#### Reading text

⟨

For $a,b,c \in \mathbb{R^+},$ prove that $$\left(\dfrac{2a}{b+c} \right)^{\frac{2}{3}} + \left(\dfrac{2b}{c+a}\right)^{\frac{2}{3}} + \left(\dfrac{2c}{a+b}\right)^{\frac{2}{3}} \geq 3.$$ I managed to prove this problem using the technique of isolated fudging. In particular, one can prove that $\dfrac{1}{3}\left(\frac{2a}{b+c} \right)^{\frac{2}{3}} \geq \dfrac{a}{a+b+c} $ (motivation is explained below) using AM-GM, as follows: \begin{align*} \dfrac{1}{3}\left(\dfrac{2a}{b+c} \right)^{\frac{2}{3}} \geq \dfrac{a}{a+b+c} & \iff \left(\dfrac{2a}{b+c} \right)^{\frac{2}{3}} \geq \dfrac{3a}{a+b+c} \\ & \iff \left(\dfrac{2a}{b+c} \right)^{2} \geq \left(\dfrac{3a}{a+b+c}\right)^3 \\ & \iff 4a^2(a+b+c)^3 \geq 27a^3(b+c)^2. \end{align*} The preceding inequality is homogeneous, hence W.L.O.G. set $a+b+c=3$. It thus suffices for us to prove that $4 \geq a(3-a)^2 \iff 8 \geq 2a(3-a)^2$. But this is obvious from AM-GM: $2a(3-a)^2 \leq \left(\dfrac{2a+(3-a)+(3-a)}{3}\right)^3=8.$ Similarly, we have $\dfrac{1}{3}\left(\dfrac{2b}{a+c} \right)^{\frac{2}{3}} \geq \dfrac{b}{a+b+c} $ and $\dfrac{1}{3}\left(\dfrac{2c}{a+b} \right)^{\frac{2}{3}} \geq \dfrac{c}{a+b+c} $. Thus, summing cyclically, we obtain: $$\dfrac{1}{3}\left(\dfrac{2a}{b+c} \right)^{\frac{2}{3}} + \dfrac{1}{3}\left(\dfrac{2b}{a+c} \right)^{\frac{2}{3}} + \dfrac{1}{3}\left(\dfrac{2c}{a+b} \right)^{\frac{2}{3}} \geq 1 \Rightarrow \left(\dfrac{2a}{b+c} \right)^{\frac{2}{3}} + \left(\dfrac{2b}{c+a}\right)^{\frac{2}{3}} + \left(\dfrac{2c}{a+b}\right)^{\frac{2}{3}} \geq 3 .$$ And we are done.

⟩

Layout records:
⟨

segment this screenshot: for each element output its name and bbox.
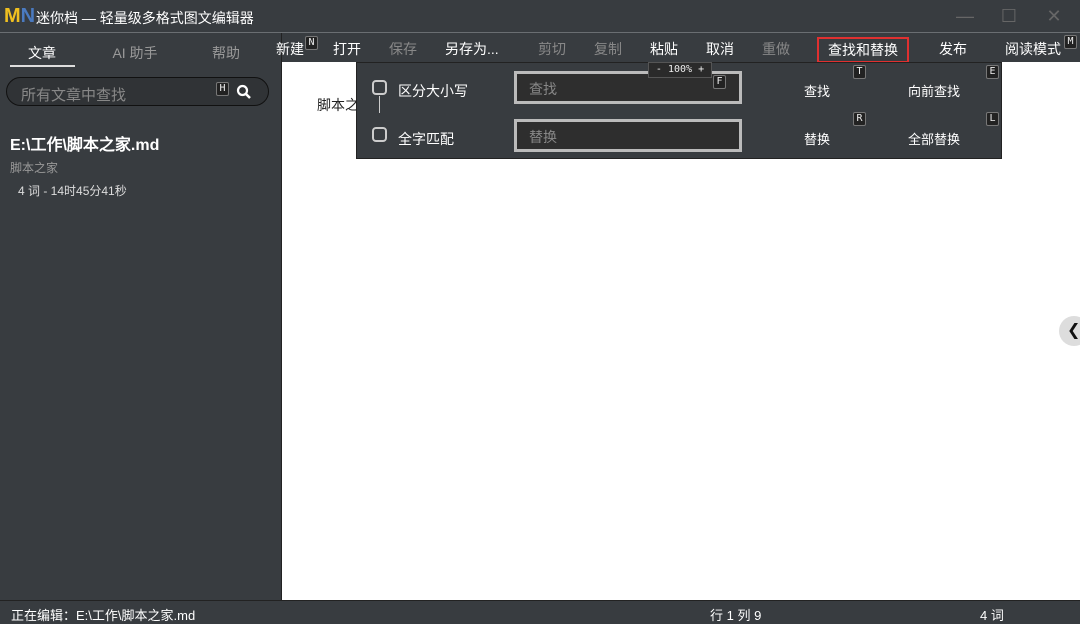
maximize-button[interactable]: ☐	[999, 6, 1019, 26]
document-title: 脚本之家	[10, 159, 58, 176]
zoom-in-button[interactable]: +	[698, 64, 704, 75]
find-previous-button[interactable]: 向前查找	[908, 81, 960, 100]
window-title: 迷你档 — 轻量级多格式图文编辑器	[36, 8, 254, 28]
editor-text[interactable]: 脚本之	[317, 95, 359, 115]
search-input[interactable]: 所有文章中查找 H	[6, 77, 269, 106]
status-words: 4 词	[980, 605, 1004, 624]
status-bar: 正在编辑：E:\工作\脚本之家.md 行 1 列 9 4 词	[0, 600, 1080, 624]
copy-button[interactable]: 复制	[594, 39, 622, 59]
document-meta: 4 词 - 14时45分41秒	[18, 182, 127, 199]
replace-all-button[interactable]: 全部替换	[908, 129, 960, 148]
shortcut-key-n: N	[305, 36, 318, 50]
minimize-button[interactable]: —	[955, 6, 975, 26]
cut-button[interactable]: 剪切	[538, 39, 566, 59]
whole-word-checkbox[interactable]	[372, 127, 387, 142]
sidebar: 文章 AI 助手 帮助 所有文章中查找 H E:\工作\脚本之家.md 脚本之家…	[0, 33, 282, 600]
connector-line	[379, 96, 380, 113]
replace-input[interactable]: 替换	[514, 119, 742, 152]
toolbar: 新建 N 打开 保存 另存为... 剪切 复制 粘贴 取消 重做 查找和替换 发…	[282, 34, 1080, 62]
document-path[interactable]: E:\工作\脚本之家.md	[10, 131, 159, 155]
whole-word-label: 全字匹配	[398, 129, 454, 149]
save-button[interactable]: 保存	[389, 39, 417, 59]
case-sensitive-label: 区分大小写	[398, 81, 468, 101]
search-placeholder: 所有文章中查找	[21, 84, 126, 105]
save-as-button[interactable]: 另存为...	[445, 39, 499, 59]
status-position: 行 1 列 9	[710, 605, 761, 624]
active-tab-underline	[10, 65, 75, 67]
status-editing: 正在编辑：E:\工作\脚本之家.md	[11, 605, 195, 624]
replace-button[interactable]: 替换	[804, 129, 830, 148]
tab-articles[interactable]: 文章	[7, 43, 77, 63]
replace-placeholder: 替换	[529, 127, 557, 147]
shortcut-key-h: H	[216, 82, 229, 96]
title-bar: MN 迷你档 — 轻量级多格式图文编辑器 — ☐ ✕	[0, 0, 1080, 33]
shortcut-key-f: F	[713, 75, 726, 89]
undo-button[interactable]: 取消	[706, 39, 734, 59]
zoom-control: - 100% +	[648, 62, 712, 78]
publish-button[interactable]: 发布	[939, 39, 967, 59]
tab-help[interactable]: 帮助	[191, 43, 261, 63]
find-placeholder: 查找	[529, 79, 557, 99]
search-icon[interactable]	[236, 84, 252, 100]
find-button[interactable]: 查找	[804, 81, 830, 100]
app-logo: MN	[4, 5, 30, 27]
shortcut-key-t: T	[853, 65, 866, 79]
reading-mode-button[interactable]: 阅读模式	[1005, 39, 1061, 59]
shortcut-key-r: R	[853, 112, 866, 126]
find-replace-button[interactable]: 查找和替换	[817, 37, 909, 63]
redo-button[interactable]: 重做	[762, 39, 790, 59]
paste-button[interactable]: 粘贴	[650, 39, 678, 59]
open-button[interactable]: 打开	[333, 39, 361, 59]
zoom-level: 100%	[668, 64, 692, 75]
shortcut-key-l: L	[986, 112, 999, 126]
shortcut-key-e: E	[986, 65, 999, 79]
case-sensitive-checkbox[interactable]	[372, 80, 387, 95]
close-button[interactable]: ✕	[1044, 6, 1064, 26]
new-button[interactable]: 新建	[276, 39, 304, 59]
shortcut-key-m: M	[1064, 35, 1077, 49]
tab-ai-assistant[interactable]: AI 助手	[100, 43, 170, 63]
zoom-out-button[interactable]: -	[656, 64, 662, 75]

⟩

#### Aim 1
Answer these questions from the inequality proof:
(a) What technique does the writer name as the way the problem was proved?
(b) What does the proof set a+b+c equal to?
(c) According to the AM-GM step, what is the largest value 2a(3-a)^2 can take?
#### Aim 2
Using the inequality proof, say whether each statement agrees with it:
(a) The proof sets a+b+c equal to 1.
(b) The step that gives 8 ≥ 2a(3-a)^2 relies on AM-GM.
(c) The problem is stated for positive real numbers a, b and c.
#### Aim 3
Pick up the inequality proof right after its last sentence and write the next part.
The records are separate material and have nothing to do with the inequality proof.

#### Response 1
(a) Isolated fudging.
(b) 3.
(c) 8.

#### Response 2
(a) No: "hence W.L.O.G. set $a+b+c=3$"
(b) Yes: "But this is obvious from AM-GM"
(c) Yes: "For $a,b,c \in \mathbb{R^+},$"

#### Response 3
Some motivation:
Let $f(a,b,c)=\dfrac{1}{3}\left(\dfrac{2a}{b+c} \right)^{\frac{2}{3}} - \dfrac{a^r}{a^r+b^r+c^r}$, for some $r \in \mathbb{R}$. Ideally, we want $f(a,b,c) \geq 0$ for all values of $a,b,c$. Note that $f(1,1,1)=0$, which suggests that we should set $(1,1,1)$ as a local minimum of $f$. Hence, take the partial derivative of $f$ with respect to $a$, and set it to zero at $(1,1,1)$. By solving the resulting equation, we find a corresponding value of $r$:
$$\dfrac{\partial f}{\partial a}= \dfrac{1}{3} \cdot \sqrt[^3]{4} \cdot \left(\dfrac{1}{b+c} \right)^{\frac{2}{3}} \cdot \dfrac{2}{3} \cdot a^{\frac{-1}{3}} - \dfrac{ra^{r-1}(a^r+b^r+c^r)-a^r(ra^{r-1})}{(a^r+b^r+c^r)^2}$$ Hence, $$\frac{\partial f}{\partial a }\Bigr|_{(1,1,1)} =0 \Rightarrow \dfrac{2}{9}- \dfrac{2r}{9} =0 \Rightarrow r=1.$$
My question is, is there any other way to solve this inequality besides isolated fudging? I.e. would methods such as Cauchy / Holder / Jensen also work here? I would love to see any other alternative approach.
Let $p=a+b+c,\,q=ab+bc+ca,\,r=abc.$ Using the Holder inequality, we have $$\left[\sum \left(\dfrac{2a}{b+c} \right)^{\frac{2}{3}}\right]^3 \sum a^2(b+c)^2 \geqslant 4(a+b+c)^4.$$ It remain to show that $$4(a+b+c)^4 \geqslant 27 \sum a^2(b+c)^2,$$ or $$2p^4+27pr \geqslant 27q^2.$$ If $p^2 > 9q,$ then $$2p^4 > 2(9q)^2 > 27q^2.$$ If $p^2 \leqslant 9q,$ by the Schur inequality, we have $$r \ge \frac{4pq-p^3}{9}.$$ We will show that $$2p^4+3p^2(4q-p^2) \geqslant 27q^2,$$ equivalent to $$(9q - p^2)(p^2-3q) \geqslant 0.$$ This is true. The proof is completed.